O local da concentração da distribuição do alimento é na igreja Sagrada Família, no Bairro da Embratel ao lado do campo do Treze. Os marmitex são parcialmente oferecidos pela prefeitura, através da Secretaria Municipal de Assistência Social e Família, Semasf, mas os quase 180 homens e mulheres que diariamente forma as filas, de um lado só os acima de 60 anos ou deficientes e, do outro, a maioria.
“Todos são bem vindos”, disse um dos coordenadores do projeto que tem à frente o próprio arcebispo dom Roque Paloshi, que quase todos os dias vai até a Sagrada Família “mas não para fiscalizar, pelo contrário, ele também ajuda e muito”, diz o coordenador, lembrando que diariamente há mais de 25 voluntários “sem os quais esse projeto seria inviável”, destacou.
Há toda uma organização para que tudo dê certo, incluindo a feitura do suco e a comida que a paróquia oferece para complementar a quantidade fornecida pela Semasf. Para os que vão ali é formada autêntica corrente do bem. “Aqui todo mundo ajuda. Desde o pessoal da própria Semasf passando pelos policiais militares quando eles vêm aqui ou dos que estão para ajudar, funcionando em sistema de equipes que incluem desde a higienização do ambiente até à oferta de que tomem banho ou tenham suas roupas lavadas”.
A fila começa a ser formada bem cedo, antes das 9 horas já estão marcados os locais de cada um. “O pessoal da igreja marcou a distância que devemos ficar, um metro e meio para cada um, todos de máscaras, tudo é muito bem organizado”, disse N., do grupo que chega ali vindo do “acampamento” montado em meio ao ajardinamento da Avenida Jorge Teixeira, a uns 300 metros de distância.

### Enunciado
Indique, com base no texto, em qual igreja se concentra a distribuição do alimento.

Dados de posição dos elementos
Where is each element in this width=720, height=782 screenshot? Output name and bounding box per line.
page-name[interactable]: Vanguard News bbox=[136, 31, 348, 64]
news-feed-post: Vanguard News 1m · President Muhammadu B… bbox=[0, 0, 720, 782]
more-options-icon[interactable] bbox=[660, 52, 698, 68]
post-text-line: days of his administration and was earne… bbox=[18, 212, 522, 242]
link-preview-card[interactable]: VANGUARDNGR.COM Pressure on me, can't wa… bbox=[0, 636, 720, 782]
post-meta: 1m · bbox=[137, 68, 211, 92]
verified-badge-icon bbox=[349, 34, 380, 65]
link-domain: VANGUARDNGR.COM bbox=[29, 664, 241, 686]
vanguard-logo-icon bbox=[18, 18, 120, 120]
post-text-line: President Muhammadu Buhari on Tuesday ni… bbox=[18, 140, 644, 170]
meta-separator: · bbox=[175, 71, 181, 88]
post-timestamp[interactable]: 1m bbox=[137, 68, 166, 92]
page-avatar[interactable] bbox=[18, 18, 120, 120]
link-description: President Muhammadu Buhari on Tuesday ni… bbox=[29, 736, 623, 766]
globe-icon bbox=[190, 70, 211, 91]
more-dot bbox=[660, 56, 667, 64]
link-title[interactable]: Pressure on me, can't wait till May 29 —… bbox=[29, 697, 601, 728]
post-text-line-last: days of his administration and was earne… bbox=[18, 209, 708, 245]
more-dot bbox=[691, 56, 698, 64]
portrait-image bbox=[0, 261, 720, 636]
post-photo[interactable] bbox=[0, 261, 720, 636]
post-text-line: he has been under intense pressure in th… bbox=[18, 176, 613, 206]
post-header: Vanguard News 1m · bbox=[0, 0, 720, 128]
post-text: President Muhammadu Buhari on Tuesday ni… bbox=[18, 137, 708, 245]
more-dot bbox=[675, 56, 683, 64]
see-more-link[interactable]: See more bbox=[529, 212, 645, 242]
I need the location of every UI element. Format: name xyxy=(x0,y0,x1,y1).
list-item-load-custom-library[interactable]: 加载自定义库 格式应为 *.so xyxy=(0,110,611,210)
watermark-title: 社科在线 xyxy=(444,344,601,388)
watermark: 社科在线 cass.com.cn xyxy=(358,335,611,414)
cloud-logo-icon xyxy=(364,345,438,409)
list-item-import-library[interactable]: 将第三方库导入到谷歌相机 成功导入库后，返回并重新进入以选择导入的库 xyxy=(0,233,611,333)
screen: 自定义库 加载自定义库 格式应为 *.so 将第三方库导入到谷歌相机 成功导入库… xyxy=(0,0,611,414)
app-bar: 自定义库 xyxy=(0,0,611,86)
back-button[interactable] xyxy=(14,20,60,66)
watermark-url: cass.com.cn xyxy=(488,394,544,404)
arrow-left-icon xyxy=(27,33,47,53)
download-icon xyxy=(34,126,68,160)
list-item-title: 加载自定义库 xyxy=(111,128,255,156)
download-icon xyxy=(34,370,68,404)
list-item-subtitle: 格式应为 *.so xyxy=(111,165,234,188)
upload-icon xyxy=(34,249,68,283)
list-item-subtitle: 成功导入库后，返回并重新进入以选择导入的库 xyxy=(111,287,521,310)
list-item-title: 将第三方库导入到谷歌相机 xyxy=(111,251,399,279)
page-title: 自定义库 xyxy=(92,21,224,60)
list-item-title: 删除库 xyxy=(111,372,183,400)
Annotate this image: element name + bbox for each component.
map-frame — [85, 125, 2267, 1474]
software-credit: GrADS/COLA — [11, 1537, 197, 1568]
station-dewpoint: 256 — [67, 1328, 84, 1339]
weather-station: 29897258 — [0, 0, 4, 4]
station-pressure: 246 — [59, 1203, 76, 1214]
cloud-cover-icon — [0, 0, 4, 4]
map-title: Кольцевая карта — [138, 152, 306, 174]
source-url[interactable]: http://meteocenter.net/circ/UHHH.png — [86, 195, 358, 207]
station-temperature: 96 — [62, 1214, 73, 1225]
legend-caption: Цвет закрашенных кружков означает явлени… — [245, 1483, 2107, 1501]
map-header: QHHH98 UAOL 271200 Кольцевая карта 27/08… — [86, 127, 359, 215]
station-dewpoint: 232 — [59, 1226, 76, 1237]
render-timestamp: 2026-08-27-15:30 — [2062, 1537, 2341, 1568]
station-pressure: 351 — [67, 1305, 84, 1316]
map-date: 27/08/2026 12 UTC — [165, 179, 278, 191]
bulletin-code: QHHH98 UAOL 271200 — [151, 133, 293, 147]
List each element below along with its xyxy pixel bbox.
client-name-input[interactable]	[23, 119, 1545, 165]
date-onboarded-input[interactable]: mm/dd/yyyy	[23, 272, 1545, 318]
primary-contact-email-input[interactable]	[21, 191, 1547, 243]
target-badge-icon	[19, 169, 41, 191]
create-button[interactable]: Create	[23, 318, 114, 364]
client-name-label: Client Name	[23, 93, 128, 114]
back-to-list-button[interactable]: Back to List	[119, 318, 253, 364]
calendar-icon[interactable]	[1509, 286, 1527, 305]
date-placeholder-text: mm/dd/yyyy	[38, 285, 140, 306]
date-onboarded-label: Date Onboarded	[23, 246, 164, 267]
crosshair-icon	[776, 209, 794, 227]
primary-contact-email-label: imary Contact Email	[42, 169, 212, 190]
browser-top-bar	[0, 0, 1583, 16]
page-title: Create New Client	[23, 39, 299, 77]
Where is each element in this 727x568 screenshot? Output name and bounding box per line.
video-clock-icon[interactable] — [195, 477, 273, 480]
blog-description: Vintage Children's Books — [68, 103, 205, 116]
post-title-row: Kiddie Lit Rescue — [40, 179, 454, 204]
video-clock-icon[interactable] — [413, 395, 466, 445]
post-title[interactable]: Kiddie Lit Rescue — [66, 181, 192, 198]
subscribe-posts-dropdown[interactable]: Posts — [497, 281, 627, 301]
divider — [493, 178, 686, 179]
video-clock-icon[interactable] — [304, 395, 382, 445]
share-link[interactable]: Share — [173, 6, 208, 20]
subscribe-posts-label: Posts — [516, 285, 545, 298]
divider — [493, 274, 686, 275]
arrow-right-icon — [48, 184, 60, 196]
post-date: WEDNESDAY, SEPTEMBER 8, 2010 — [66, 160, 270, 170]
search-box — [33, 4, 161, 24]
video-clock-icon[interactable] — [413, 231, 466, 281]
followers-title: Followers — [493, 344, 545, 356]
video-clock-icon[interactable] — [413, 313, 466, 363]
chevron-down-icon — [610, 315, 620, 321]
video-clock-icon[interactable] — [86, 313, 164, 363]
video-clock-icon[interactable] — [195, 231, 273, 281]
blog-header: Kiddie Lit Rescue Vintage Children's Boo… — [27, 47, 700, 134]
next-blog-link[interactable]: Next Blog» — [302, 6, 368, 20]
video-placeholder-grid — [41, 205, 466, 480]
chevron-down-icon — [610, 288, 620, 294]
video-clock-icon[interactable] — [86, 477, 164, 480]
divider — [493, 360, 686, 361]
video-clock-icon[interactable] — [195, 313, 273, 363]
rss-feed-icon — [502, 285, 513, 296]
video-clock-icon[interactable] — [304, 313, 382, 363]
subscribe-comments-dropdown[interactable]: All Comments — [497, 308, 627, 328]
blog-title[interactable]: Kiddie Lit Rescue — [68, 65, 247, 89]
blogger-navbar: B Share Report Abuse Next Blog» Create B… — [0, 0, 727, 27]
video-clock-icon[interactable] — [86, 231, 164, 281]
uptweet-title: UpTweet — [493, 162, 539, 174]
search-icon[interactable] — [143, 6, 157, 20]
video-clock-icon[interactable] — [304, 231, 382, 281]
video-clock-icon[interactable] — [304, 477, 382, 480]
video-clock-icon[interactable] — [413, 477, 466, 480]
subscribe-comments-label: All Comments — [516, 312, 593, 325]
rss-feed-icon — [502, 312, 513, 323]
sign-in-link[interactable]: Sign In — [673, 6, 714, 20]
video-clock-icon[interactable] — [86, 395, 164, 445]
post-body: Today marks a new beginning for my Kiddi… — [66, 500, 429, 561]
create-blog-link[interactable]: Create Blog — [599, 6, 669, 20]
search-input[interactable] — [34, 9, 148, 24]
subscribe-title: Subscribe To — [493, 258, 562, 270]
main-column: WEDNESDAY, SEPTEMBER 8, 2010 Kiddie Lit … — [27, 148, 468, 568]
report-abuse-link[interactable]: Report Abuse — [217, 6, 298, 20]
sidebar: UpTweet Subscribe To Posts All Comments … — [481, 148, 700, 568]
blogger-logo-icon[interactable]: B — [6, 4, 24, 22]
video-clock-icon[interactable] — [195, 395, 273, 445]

### Resposta
Na igreja Sagrada Família, no Bairro da Embratel, ao lado do campo do Treze.